━━━ Records for the exercise ━━━

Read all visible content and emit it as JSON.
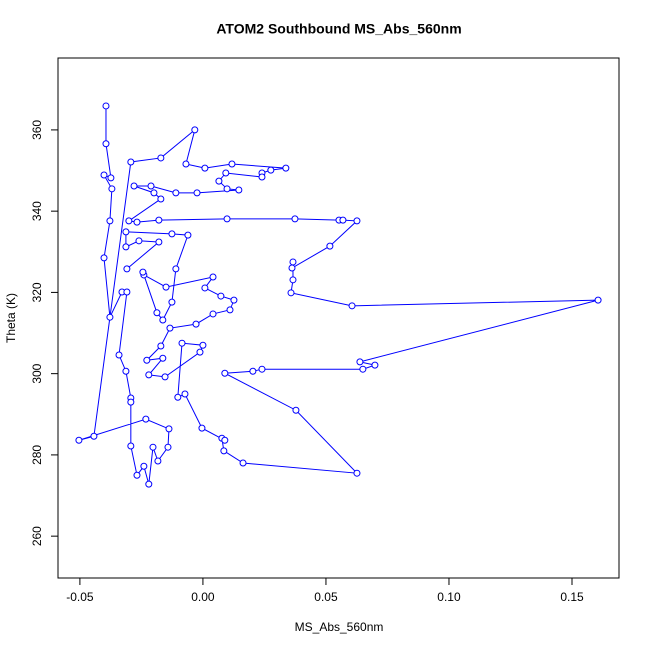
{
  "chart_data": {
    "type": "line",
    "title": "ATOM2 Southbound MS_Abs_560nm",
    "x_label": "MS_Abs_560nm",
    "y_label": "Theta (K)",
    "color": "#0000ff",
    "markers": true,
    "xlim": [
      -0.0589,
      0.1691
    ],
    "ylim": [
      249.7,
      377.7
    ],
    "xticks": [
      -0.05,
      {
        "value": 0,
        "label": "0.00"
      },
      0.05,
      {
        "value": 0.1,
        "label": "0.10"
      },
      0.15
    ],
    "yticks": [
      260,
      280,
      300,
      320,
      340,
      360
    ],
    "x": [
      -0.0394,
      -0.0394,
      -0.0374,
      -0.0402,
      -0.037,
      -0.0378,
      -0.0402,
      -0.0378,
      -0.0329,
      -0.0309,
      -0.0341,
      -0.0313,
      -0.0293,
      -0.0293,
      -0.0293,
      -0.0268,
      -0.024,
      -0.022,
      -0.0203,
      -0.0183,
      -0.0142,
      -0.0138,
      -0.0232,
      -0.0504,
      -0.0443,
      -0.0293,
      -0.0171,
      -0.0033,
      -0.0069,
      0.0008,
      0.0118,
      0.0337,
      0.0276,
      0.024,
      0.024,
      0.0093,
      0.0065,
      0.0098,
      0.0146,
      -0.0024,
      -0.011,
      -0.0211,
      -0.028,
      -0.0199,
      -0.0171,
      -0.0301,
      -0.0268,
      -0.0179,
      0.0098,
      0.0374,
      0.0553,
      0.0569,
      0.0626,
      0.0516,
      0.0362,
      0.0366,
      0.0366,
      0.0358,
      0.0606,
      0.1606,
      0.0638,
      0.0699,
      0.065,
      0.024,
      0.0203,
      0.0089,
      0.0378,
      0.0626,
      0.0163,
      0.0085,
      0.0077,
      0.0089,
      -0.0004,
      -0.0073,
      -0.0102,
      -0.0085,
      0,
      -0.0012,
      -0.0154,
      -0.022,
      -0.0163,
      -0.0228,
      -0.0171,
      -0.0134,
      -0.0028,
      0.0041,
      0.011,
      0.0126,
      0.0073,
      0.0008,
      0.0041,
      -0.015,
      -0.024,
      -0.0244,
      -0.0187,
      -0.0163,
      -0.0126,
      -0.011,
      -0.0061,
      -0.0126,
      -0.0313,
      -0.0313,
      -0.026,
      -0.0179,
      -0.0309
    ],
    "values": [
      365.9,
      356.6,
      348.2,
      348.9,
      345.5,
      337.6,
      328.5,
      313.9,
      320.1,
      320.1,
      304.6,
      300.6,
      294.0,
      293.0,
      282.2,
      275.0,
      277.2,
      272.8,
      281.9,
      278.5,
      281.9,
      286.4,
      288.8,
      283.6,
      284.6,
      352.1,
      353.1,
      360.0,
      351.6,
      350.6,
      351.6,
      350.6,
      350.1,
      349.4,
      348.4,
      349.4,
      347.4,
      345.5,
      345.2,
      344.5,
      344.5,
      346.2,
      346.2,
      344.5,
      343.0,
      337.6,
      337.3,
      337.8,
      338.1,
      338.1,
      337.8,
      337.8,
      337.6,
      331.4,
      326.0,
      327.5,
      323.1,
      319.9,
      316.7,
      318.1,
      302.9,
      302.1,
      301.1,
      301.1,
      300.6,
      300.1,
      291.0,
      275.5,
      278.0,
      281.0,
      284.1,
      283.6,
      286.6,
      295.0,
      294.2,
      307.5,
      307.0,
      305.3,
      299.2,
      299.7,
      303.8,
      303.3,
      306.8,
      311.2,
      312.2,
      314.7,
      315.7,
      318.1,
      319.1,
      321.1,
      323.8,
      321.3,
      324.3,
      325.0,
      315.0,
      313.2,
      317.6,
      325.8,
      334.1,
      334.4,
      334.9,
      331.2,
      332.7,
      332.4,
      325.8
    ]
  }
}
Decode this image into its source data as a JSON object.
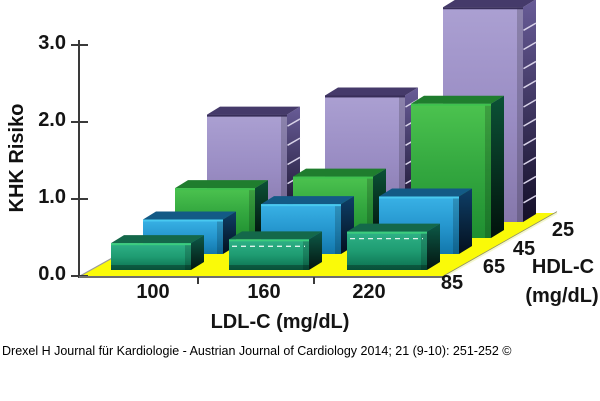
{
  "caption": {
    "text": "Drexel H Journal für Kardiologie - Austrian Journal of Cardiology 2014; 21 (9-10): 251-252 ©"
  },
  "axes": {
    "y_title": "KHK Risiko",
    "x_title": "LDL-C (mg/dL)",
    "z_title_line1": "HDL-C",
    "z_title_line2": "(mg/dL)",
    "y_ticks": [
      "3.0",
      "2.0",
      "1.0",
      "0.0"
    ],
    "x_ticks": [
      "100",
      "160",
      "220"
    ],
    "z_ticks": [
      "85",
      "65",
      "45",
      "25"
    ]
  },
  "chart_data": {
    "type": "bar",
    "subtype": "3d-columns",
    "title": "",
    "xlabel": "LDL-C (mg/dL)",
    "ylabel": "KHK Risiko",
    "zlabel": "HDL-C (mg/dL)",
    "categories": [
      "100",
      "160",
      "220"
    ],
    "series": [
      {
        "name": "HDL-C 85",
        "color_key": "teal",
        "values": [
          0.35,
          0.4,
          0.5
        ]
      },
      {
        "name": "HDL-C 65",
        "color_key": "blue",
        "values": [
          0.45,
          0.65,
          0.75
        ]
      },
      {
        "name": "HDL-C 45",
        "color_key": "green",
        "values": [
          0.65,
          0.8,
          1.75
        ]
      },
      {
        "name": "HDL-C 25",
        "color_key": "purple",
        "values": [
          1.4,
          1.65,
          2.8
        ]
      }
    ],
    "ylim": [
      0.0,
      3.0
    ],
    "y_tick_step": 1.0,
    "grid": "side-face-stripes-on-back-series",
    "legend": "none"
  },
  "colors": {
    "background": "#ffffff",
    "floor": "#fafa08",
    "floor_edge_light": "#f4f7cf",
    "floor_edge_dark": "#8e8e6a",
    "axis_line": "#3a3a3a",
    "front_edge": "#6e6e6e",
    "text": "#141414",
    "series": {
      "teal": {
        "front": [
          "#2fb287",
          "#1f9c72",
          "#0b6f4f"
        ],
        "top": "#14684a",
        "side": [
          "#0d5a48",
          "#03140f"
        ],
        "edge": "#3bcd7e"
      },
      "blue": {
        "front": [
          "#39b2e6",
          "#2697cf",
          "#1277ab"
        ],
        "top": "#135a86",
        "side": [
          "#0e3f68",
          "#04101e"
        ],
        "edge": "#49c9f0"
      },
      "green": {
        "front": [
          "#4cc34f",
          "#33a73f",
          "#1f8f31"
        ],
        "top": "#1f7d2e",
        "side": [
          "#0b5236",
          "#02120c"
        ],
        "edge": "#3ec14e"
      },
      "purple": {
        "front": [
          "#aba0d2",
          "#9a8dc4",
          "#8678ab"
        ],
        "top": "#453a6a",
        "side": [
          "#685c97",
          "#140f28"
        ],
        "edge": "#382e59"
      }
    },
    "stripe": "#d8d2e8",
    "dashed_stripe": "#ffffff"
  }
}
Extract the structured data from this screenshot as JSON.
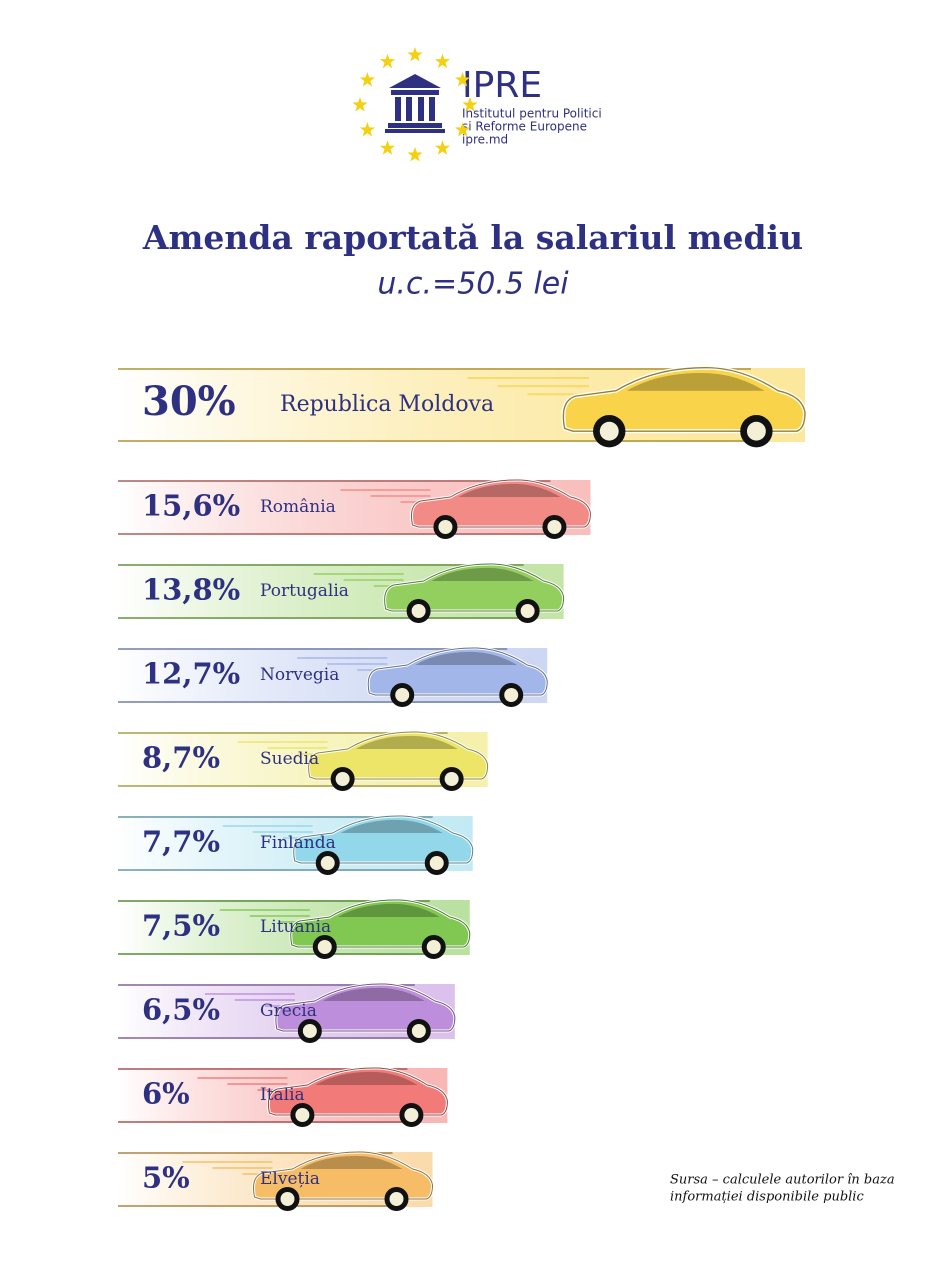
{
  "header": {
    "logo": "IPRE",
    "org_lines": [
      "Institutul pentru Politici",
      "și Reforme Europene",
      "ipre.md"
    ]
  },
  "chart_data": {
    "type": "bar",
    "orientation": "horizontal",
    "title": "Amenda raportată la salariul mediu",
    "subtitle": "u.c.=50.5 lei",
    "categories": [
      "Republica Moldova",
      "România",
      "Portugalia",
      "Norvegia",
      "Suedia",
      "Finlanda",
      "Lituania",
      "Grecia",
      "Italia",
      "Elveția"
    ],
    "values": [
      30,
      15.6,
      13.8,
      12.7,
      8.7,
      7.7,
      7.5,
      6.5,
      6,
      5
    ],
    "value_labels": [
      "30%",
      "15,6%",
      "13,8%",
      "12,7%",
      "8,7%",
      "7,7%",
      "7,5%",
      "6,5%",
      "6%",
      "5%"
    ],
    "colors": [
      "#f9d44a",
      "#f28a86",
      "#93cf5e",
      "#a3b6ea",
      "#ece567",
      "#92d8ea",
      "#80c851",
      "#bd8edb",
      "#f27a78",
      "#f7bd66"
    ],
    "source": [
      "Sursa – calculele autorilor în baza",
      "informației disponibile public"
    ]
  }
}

━━━

_Problem requirements:_
Scan the listing above. Gather each line that contains the word "series".

_Answer for this exercise:_
    "series": [
    "grid": "side-face-stripes-on-back-series",
    "series": {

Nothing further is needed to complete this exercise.